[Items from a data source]

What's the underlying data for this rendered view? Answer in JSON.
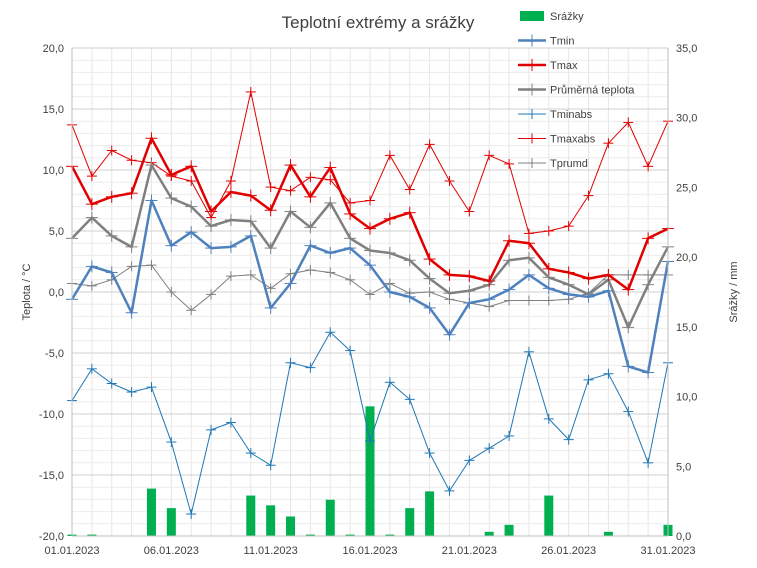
{
  "chart_data": {
    "type": "line",
    "title": "Teplotní extrémy a srážky",
    "ylabel_left": "Teplota / °C",
    "ylabel_right": "Srážky / mm",
    "ylim_left": [
      -20,
      20
    ],
    "ylim_right": [
      0,
      35
    ],
    "yticks_left": [
      "-20,0",
      "-15,0",
      "-10,0",
      "-5,0",
      "0,0",
      "5,0",
      "10,0",
      "15,0",
      "20,0"
    ],
    "yticks_right": [
      "0,0",
      "5,0",
      "10,0",
      "15,0",
      "20,0",
      "25,0",
      "30,0",
      "35,0"
    ],
    "xtick_labels": [
      "01.01.2023",
      "06.01.2023",
      "11.01.2023",
      "16.01.2023",
      "21.01.2023",
      "26.01.2023",
      "31.01.2023"
    ],
    "categories": [
      "01.01.2023",
      "02.01.2023",
      "03.01.2023",
      "04.01.2023",
      "05.01.2023",
      "06.01.2023",
      "07.01.2023",
      "08.01.2023",
      "09.01.2023",
      "10.01.2023",
      "11.01.2023",
      "12.01.2023",
      "13.01.2023",
      "14.01.2023",
      "15.01.2023",
      "16.01.2023",
      "17.01.2023",
      "18.01.2023",
      "19.01.2023",
      "20.01.2023",
      "21.01.2023",
      "22.01.2023",
      "23.01.2023",
      "24.01.2023",
      "25.01.2023",
      "26.01.2023",
      "27.01.2023",
      "28.01.2023",
      "29.01.2023",
      "30.01.2023",
      "31.01.2023"
    ],
    "grid": true,
    "legend": "top-right",
    "series": [
      {
        "name": "Srážky",
        "type": "bar",
        "axis": "right",
        "color": "#00b050",
        "values": [
          0.1,
          0.1,
          0,
          0,
          3.4,
          2.0,
          0,
          0,
          0,
          2.9,
          2.2,
          1.4,
          0.1,
          2.6,
          0.1,
          9.3,
          0.1,
          2.0,
          3.2,
          0,
          0,
          0.3,
          0.8,
          0,
          2.9,
          0,
          0,
          0.3,
          0,
          0,
          0.8
        ]
      },
      {
        "name": "Tmin",
        "type": "line",
        "axis": "left",
        "color": "#4f81bd",
        "width": 2.5,
        "values": [
          -0.6,
          2.1,
          1.6,
          -1.7,
          7.5,
          3.8,
          4.9,
          3.6,
          3.7,
          4.6,
          -1.3,
          0.7,
          3.8,
          3.2,
          3.6,
          2.2,
          0.0,
          -0.4,
          -1.3,
          -3.5,
          -0.9,
          -0.6,
          0.2,
          1.4,
          0.3,
          -0.2,
          -0.4,
          0.1,
          -6.1,
          -6.6,
          2.5
        ]
      },
      {
        "name": "Tmax",
        "type": "line",
        "axis": "left",
        "color": "#e00000",
        "width": 2.5,
        "values": [
          10.3,
          7.2,
          7.8,
          8.1,
          12.6,
          9.6,
          10.3,
          6.6,
          8.2,
          7.9,
          6.7,
          10.4,
          7.8,
          10.2,
          6.4,
          5.2,
          6.0,
          6.5,
          2.7,
          1.4,
          1.3,
          0.9,
          4.2,
          4.0,
          1.9,
          1.6,
          1.1,
          1.4,
          0.2,
          4.4,
          5.2
        ]
      },
      {
        "name": "Průměrná teplota",
        "type": "line",
        "axis": "left",
        "color": "#808080",
        "width": 2.5,
        "values": [
          4.4,
          6.1,
          4.6,
          3.7,
          10.4,
          7.7,
          7.0,
          5.4,
          5.9,
          5.8,
          3.6,
          6.6,
          5.3,
          7.3,
          4.4,
          3.4,
          3.2,
          2.6,
          1.1,
          -0.1,
          0.1,
          0.6,
          2.6,
          2.8,
          1.2,
          0.6,
          -0.2,
          1.0,
          -2.9,
          0.6,
          3.7
        ]
      },
      {
        "name": "Tminabs",
        "type": "line",
        "axis": "left",
        "color": "#1f77b4",
        "width": 1,
        "values": [
          -8.9,
          -6.3,
          -7.5,
          -8.2,
          -7.8,
          -12.3,
          -18.2,
          -11.3,
          -10.7,
          -13.2,
          -14.2,
          -5.8,
          -6.2,
          -3.3,
          -4.8,
          -12.2,
          -7.4,
          -8.8,
          -13.2,
          -16.3,
          -13.8,
          -12.8,
          -11.8,
          -4.9,
          -10.4,
          -12.1,
          -7.2,
          -6.7,
          -9.8,
          -14.0,
          -5.8
        ]
      },
      {
        "name": "Tmaxabs",
        "type": "line",
        "axis": "left",
        "color": "#e00000",
        "width": 1,
        "values": [
          13.7,
          9.5,
          11.6,
          10.8,
          10.6,
          9.5,
          9.1,
          6.1,
          9.1,
          16.4,
          8.6,
          8.3,
          9.4,
          9.2,
          7.3,
          7.5,
          11.2,
          8.4,
          12.1,
          9.1,
          6.6,
          11.2,
          10.5,
          4.8,
          5.0,
          5.4,
          7.9,
          12.2,
          13.9,
          10.3,
          14.0
        ]
      },
      {
        "name": "Tprumd",
        "type": "line",
        "axis": "left",
        "color": "#808080",
        "width": 1,
        "values": [
          0.7,
          0.5,
          1.0,
          2.1,
          2.2,
          0.0,
          -1.5,
          -0.2,
          1.3,
          1.4,
          0.3,
          1.5,
          1.8,
          1.6,
          1.0,
          -0.2,
          0.7,
          -0.1,
          0.0,
          -0.6,
          -0.9,
          -1.2,
          -0.7,
          -0.7,
          -0.7,
          -0.6,
          -0.1,
          1.4,
          1.4,
          1.4,
          1.4
        ]
      }
    ]
  }
}
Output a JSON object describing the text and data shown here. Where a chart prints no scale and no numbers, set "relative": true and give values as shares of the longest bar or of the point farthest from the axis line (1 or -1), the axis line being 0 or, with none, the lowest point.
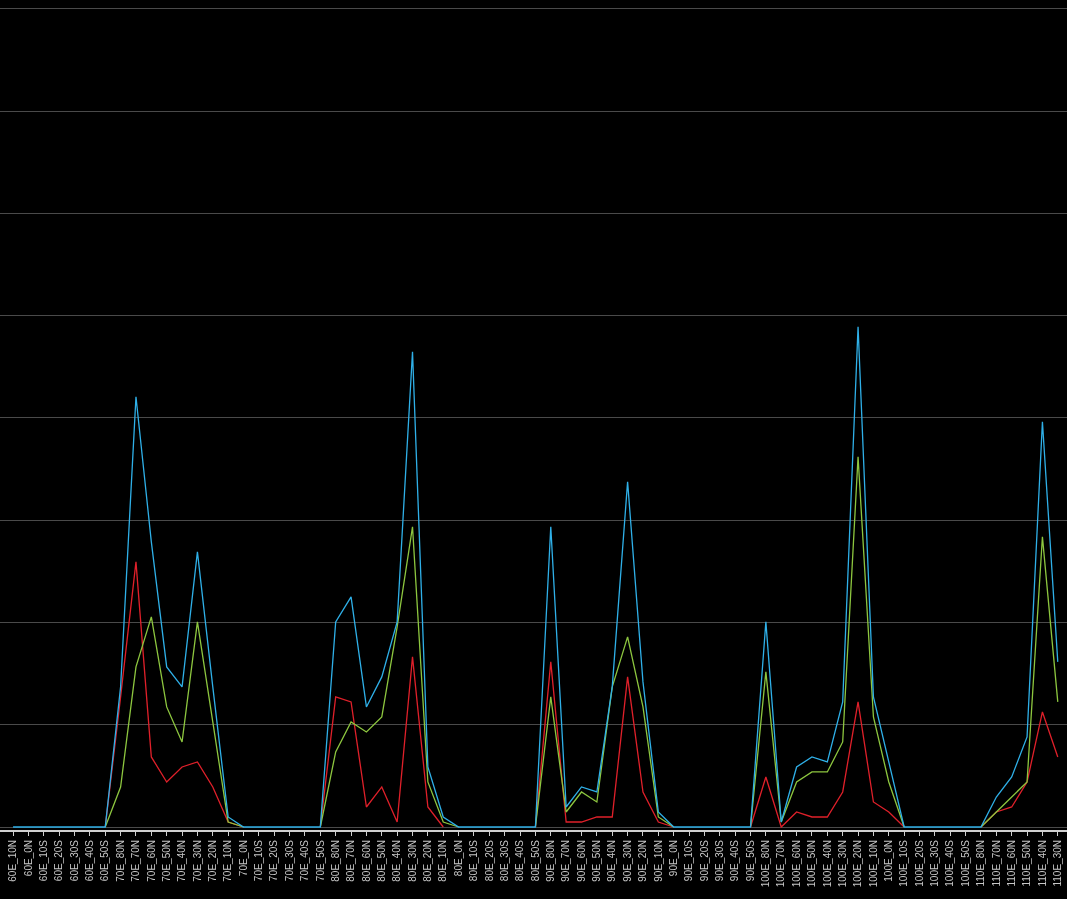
{
  "chart_data": {
    "type": "line",
    "relative": true,
    "grid": "y",
    "categories": [
      "60E_10N",
      "60E_0N",
      "60E_10S",
      "60E_20S",
      "60E_30S",
      "60E_40S",
      "60E_50S",
      "70E_80N",
      "70E_70N",
      "70E_60N",
      "70E_50N",
      "70E_40N",
      "70E_30N",
      "70E_20N",
      "70E_10N",
      "70E_0N",
      "70E_10S",
      "70E_20S",
      "70E_30S",
      "70E_40S",
      "70E_50S",
      "80E_80N",
      "80E_70N",
      "80E_60N",
      "80E_50N",
      "80E_40N",
      "80E_30N",
      "80E_20N",
      "80E_10N",
      "80E_0N",
      "80E_10S",
      "80E_20S",
      "80E_30S",
      "80E_40S",
      "80E_50S",
      "90E_80N",
      "90E_70N",
      "90E_60N",
      "90E_50N",
      "90E_40N",
      "90E_30N",
      "90E_20N",
      "90E_10N",
      "90E_0N",
      "90E_10S",
      "90E_20S",
      "90E_30S",
      "90E_40S",
      "90E_50S",
      "100E_80N",
      "100E_70N",
      "100E_60N",
      "100E_50N",
      "100E_40N",
      "100E_30N",
      "100E_20N",
      "100E_10N",
      "100E_0N",
      "100E_10S",
      "100E_20S",
      "100E_30S",
      "100E_40S",
      "100E_50S",
      "110E_80N",
      "110E_70N",
      "110E_60N",
      "110E_50N",
      "110E_40N",
      "110E_30N"
    ],
    "series": [
      {
        "color": "#2fb0e8",
        "values": [
          0,
          0,
          0,
          0,
          0,
          0,
          0,
          0.28,
          0.86,
          0.57,
          0.32,
          0.28,
          0.55,
          0.28,
          0.02,
          0,
          0,
          0,
          0,
          0,
          0,
          0.41,
          0.46,
          0.24,
          0.3,
          0.41,
          0.95,
          0.12,
          0.02,
          0,
          0,
          0,
          0,
          0,
          0,
          0.6,
          0.04,
          0.08,
          0.07,
          0.28,
          0.69,
          0.29,
          0.03,
          0,
          0,
          0,
          0,
          0,
          0,
          0.41,
          0.01,
          0.12,
          0.14,
          0.13,
          0.25,
          1,
          0.26,
          0.13,
          0,
          0,
          0,
          0,
          0,
          0,
          0.06,
          0.1,
          0.18,
          0.81,
          0.33
        ]
      },
      {
        "color": "#8dc63f",
        "values": [
          null,
          null,
          null,
          null,
          null,
          null,
          0,
          0.08,
          0.32,
          0.42,
          0.24,
          0.17,
          0.41,
          0.21,
          0.01,
          0,
          null,
          null,
          null,
          null,
          0,
          0.15,
          0.21,
          0.19,
          0.22,
          0.4,
          0.6,
          0.09,
          0.01,
          0,
          null,
          null,
          null,
          null,
          0,
          0.26,
          0.03,
          0.07,
          0.05,
          0.28,
          0.38,
          0.24,
          0.02,
          0,
          null,
          null,
          null,
          null,
          0,
          0.31,
          0.01,
          0.09,
          0.11,
          0.11,
          0.17,
          0.74,
          0.22,
          0.09,
          0,
          null,
          null,
          null,
          null,
          0,
          0.03,
          0.06,
          0.09,
          0.58,
          0.25
        ]
      },
      {
        "color": "#e0202a",
        "values": [
          null,
          null,
          null,
          null,
          null,
          null,
          0,
          0.26,
          0.53,
          0.14,
          0.09,
          0.12,
          0.13,
          0.08,
          0.01,
          0,
          null,
          null,
          null,
          null,
          0,
          0.26,
          0.25,
          0.04,
          0.08,
          0.01,
          0.34,
          0.04,
          0,
          null,
          null,
          null,
          null,
          null,
          0,
          0.33,
          0.01,
          0.01,
          0.02,
          0.02,
          0.3,
          0.07,
          0.01,
          0,
          null,
          null,
          null,
          null,
          0,
          0.1,
          0,
          0.03,
          0.02,
          0.02,
          0.07,
          0.25,
          0.05,
          0.03,
          0,
          null,
          null,
          null,
          null,
          0,
          0.03,
          0.04,
          0.09,
          0.23,
          0.14
        ]
      }
    ]
  }
}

◆ Work instructions: In the records above, locate each line with the word "true". Copy all such lines.

◆ Answer to the problem:
    "grid": true,
Output a JSON object describing the text and data shown here. Where a chart prints no scale and no numbers, set "relative": true and give values as shares of the longest bar or of the point farthest from the axis line (1 or -1), the axis line being 0 or, with none, the lowest point.
    "relative": true,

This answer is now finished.